Stored items from a collection:
──────

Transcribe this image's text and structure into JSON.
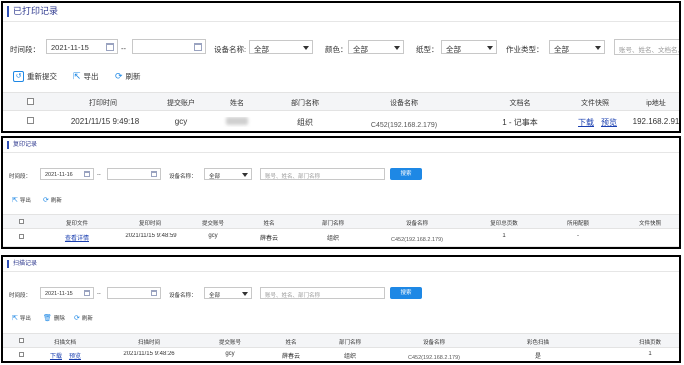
{
  "print_panel": {
    "title": "已打印记录",
    "filters": {
      "time_label": "时间段：",
      "date_from": "2021-11-15",
      "range_sep": "--",
      "date_to": "",
      "device_label": "设备名称:",
      "device_value": "全部",
      "color_label": "颜色：",
      "color_value": "全部",
      "paper_label": "纸型：",
      "paper_value": "全部",
      "jobtype_label": "作业类型：",
      "jobtype_value": "全部",
      "search_placeholder": "账号、姓名、文档名,"
    },
    "toolbar": {
      "resubmit": "重新提交",
      "export": "导出",
      "refresh": "刷新"
    },
    "columns": [
      "打印时间",
      "提交账户",
      "姓名",
      "部门名称",
      "设备名称",
      "文档名",
      "文件快照",
      "ip地址"
    ],
    "rows": [
      {
        "time": "2021/11/15 9:49:18",
        "account": "gcy",
        "name": "",
        "dept": "组织",
        "device": "C452(192.168.2.179)",
        "doc": "1 - 记事本",
        "snap_download": "下载",
        "snap_preview": "预览",
        "ip": "192.168.2.91"
      }
    ]
  },
  "copy_panel": {
    "title": "复印记录",
    "filters": {
      "time_label": "时间段：",
      "date_from": "2021-11-16",
      "range_sep": "--",
      "date_to": "",
      "device_label": "设备名称：",
      "device_value": "全部",
      "search_placeholder": "账号、姓名、部门名称",
      "search_button": "搜索"
    },
    "toolbar": {
      "export": "导出",
      "refresh": "刷新"
    },
    "columns": [
      "复印文件",
      "复印时间",
      "提交账号",
      "姓名",
      "部门名称",
      "设备名称",
      "复印总页数",
      "所用配额",
      "文件快照"
    ],
    "rows": [
      {
        "file_link": "查看详情",
        "time": "2021/11/15 9:48:59",
        "account": "gcy",
        "name": "薛春云",
        "dept": "组织",
        "device": "C452(192.168.2.179)",
        "pages": "1",
        "quota": "-",
        "snapshot": ""
      }
    ]
  },
  "scan_panel": {
    "title": "扫描记录",
    "filters": {
      "time_label": "时间段：",
      "date_from": "2021-11-15",
      "range_sep": "--",
      "date_to": "",
      "device_label": "设备名称：",
      "device_value": "全部",
      "search_placeholder": "账号、姓名、部门名称",
      "search_button": "搜索"
    },
    "toolbar": {
      "export": "导出",
      "delete": "删除",
      "refresh": "刷新"
    },
    "columns": [
      "扫描文档",
      "扫描时间",
      "提交账号",
      "姓名",
      "部门名称",
      "设备名称",
      "彩色扫描",
      "扫描页数"
    ],
    "rows": [
      {
        "doc_download": "下载",
        "doc_preview": "预览",
        "time": "2021/11/15 9:48:26",
        "account": "gcy",
        "name": "薛春云",
        "dept": "组织",
        "device": "C452(192.168.2.179)",
        "color": "是",
        "pages": "1"
      }
    ]
  },
  "colors": {
    "accent": "#1e88e5",
    "link": "#1a3fb0",
    "title": "#2f3a8f",
    "border": "#000000"
  }
}
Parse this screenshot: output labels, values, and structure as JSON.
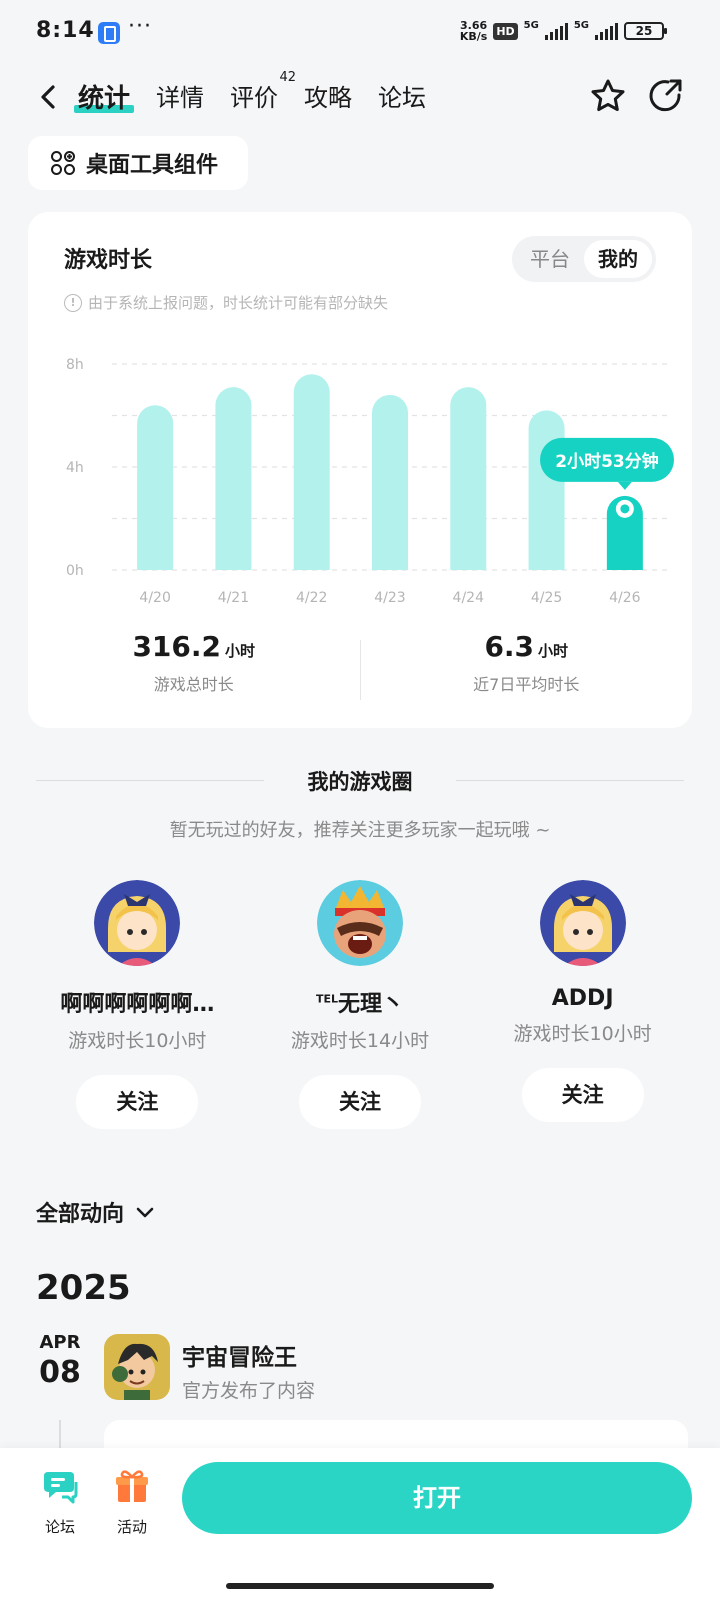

──────

# [Exercise brief]
In the entries above, count every line containing the word "this". Write only the total.

# [Written answer]
2